____ Source material

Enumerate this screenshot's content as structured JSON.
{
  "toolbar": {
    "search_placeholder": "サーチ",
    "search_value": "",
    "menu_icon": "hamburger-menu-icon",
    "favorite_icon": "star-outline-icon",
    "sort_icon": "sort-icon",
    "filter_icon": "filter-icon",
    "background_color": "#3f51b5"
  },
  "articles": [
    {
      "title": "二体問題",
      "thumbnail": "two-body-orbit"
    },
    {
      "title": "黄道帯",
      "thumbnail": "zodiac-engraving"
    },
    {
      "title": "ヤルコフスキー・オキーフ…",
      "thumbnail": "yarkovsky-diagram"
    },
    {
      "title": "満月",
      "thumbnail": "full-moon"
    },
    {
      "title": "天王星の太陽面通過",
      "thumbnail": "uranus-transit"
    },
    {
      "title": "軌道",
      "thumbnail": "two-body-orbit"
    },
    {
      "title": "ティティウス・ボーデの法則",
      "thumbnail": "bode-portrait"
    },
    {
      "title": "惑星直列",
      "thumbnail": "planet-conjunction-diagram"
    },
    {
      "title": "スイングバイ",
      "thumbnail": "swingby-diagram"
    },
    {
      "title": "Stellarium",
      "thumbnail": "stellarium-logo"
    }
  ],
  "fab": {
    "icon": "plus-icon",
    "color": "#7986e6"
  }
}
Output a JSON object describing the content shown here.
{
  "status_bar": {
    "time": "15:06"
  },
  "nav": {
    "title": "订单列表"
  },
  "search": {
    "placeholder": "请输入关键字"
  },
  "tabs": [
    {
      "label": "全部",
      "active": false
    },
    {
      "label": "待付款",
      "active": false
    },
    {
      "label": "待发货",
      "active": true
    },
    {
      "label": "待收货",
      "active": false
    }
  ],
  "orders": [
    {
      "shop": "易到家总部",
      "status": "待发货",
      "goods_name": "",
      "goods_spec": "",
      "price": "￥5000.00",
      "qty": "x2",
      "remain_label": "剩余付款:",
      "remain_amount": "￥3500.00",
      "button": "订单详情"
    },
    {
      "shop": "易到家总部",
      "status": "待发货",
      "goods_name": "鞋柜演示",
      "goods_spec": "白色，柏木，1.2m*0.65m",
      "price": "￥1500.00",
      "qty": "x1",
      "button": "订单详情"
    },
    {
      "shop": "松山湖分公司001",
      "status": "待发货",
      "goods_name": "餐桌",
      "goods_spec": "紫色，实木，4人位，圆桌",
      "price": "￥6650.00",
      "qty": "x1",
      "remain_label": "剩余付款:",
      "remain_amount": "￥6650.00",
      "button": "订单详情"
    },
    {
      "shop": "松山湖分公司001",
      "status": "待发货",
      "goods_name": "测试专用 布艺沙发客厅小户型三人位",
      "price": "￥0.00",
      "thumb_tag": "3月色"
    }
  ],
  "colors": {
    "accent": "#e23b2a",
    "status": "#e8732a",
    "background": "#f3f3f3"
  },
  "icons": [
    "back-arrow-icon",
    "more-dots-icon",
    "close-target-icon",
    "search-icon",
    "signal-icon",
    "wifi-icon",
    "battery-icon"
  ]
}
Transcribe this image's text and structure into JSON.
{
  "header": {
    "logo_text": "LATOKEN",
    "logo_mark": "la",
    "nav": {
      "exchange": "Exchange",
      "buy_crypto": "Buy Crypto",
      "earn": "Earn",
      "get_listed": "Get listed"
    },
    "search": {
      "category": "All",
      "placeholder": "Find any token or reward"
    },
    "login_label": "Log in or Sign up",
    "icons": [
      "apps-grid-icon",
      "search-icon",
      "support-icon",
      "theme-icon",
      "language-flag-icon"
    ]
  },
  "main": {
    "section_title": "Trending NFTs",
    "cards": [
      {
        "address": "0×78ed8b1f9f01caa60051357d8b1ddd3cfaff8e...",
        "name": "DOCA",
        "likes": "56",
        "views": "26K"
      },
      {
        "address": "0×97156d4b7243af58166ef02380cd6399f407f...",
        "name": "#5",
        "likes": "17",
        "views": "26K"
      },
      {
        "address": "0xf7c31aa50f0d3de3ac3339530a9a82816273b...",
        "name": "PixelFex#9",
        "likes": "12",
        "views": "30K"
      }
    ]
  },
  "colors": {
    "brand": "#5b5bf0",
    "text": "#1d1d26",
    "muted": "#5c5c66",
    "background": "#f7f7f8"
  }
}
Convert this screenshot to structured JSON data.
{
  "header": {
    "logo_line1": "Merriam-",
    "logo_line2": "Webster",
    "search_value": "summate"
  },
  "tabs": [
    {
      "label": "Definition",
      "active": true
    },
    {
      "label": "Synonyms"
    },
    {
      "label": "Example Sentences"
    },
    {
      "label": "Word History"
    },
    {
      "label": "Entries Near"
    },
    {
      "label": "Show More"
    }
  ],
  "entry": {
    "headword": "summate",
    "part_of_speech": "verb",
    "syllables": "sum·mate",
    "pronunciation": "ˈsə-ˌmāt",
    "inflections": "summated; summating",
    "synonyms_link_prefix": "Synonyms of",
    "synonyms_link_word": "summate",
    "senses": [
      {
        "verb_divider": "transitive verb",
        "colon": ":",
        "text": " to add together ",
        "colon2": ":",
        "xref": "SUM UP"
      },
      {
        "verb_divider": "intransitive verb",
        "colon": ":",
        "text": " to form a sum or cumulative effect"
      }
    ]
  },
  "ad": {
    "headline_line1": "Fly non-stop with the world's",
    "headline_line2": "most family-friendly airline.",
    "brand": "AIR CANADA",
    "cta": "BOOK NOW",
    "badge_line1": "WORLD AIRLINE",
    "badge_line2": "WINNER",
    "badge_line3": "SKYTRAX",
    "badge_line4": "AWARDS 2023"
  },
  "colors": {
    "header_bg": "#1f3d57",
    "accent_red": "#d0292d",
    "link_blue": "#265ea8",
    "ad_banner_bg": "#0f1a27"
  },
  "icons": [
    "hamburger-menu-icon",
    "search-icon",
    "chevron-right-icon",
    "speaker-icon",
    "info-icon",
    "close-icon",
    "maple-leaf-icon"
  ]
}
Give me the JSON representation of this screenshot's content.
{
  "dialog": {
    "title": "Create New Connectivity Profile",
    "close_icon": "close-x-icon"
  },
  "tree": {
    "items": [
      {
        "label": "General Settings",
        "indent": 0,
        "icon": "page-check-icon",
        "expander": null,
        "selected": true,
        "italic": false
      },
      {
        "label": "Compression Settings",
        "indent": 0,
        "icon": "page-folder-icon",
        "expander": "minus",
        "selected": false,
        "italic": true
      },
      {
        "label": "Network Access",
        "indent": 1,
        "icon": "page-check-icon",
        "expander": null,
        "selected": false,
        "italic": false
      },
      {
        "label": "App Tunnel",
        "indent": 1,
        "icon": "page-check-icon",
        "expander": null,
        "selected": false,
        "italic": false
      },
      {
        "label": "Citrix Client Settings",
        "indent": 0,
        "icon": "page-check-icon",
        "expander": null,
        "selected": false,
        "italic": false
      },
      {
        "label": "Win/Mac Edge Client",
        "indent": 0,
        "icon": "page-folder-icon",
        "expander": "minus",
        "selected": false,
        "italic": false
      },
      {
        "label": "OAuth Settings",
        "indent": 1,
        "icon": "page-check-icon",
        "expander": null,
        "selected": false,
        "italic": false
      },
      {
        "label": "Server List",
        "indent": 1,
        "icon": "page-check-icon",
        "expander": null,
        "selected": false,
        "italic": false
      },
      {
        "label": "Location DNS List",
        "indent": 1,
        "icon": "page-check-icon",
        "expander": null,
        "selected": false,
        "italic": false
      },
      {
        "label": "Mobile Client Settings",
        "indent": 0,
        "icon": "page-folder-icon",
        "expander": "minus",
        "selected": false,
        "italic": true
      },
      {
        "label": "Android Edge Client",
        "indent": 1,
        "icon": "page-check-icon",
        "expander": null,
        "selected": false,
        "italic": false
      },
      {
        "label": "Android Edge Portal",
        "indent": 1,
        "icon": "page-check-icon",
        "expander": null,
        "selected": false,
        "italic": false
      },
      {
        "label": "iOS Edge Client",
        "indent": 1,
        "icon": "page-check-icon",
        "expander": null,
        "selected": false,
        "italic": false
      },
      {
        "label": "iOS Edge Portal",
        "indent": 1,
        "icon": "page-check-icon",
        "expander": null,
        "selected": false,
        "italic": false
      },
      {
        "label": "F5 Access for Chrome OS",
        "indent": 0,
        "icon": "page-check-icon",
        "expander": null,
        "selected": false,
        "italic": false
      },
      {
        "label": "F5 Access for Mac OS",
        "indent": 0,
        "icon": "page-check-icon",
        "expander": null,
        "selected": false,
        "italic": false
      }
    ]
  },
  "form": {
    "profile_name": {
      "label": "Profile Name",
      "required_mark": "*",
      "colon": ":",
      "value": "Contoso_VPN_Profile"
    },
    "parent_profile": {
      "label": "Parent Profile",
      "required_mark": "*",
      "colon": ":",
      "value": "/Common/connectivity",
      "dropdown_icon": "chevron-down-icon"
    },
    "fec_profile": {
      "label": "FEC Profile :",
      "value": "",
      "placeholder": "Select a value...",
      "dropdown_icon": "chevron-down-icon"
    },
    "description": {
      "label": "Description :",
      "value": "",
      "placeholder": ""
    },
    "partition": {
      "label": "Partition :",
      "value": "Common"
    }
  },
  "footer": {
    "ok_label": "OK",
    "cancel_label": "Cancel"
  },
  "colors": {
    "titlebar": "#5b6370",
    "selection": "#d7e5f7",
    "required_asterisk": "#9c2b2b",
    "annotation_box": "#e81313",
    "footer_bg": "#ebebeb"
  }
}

________

[To do]
Gather up the lines containing the word "JSON" from these records and copy them.

[Answer in full]
Enumerate this screenshot's content as structured JSON.
Output a JSON object describing the content shown here.
Transcribe this image's text and structure into JSON.
Convert this screenshot to structured JSON data.
Give me the JSON representation of this screenshot's content.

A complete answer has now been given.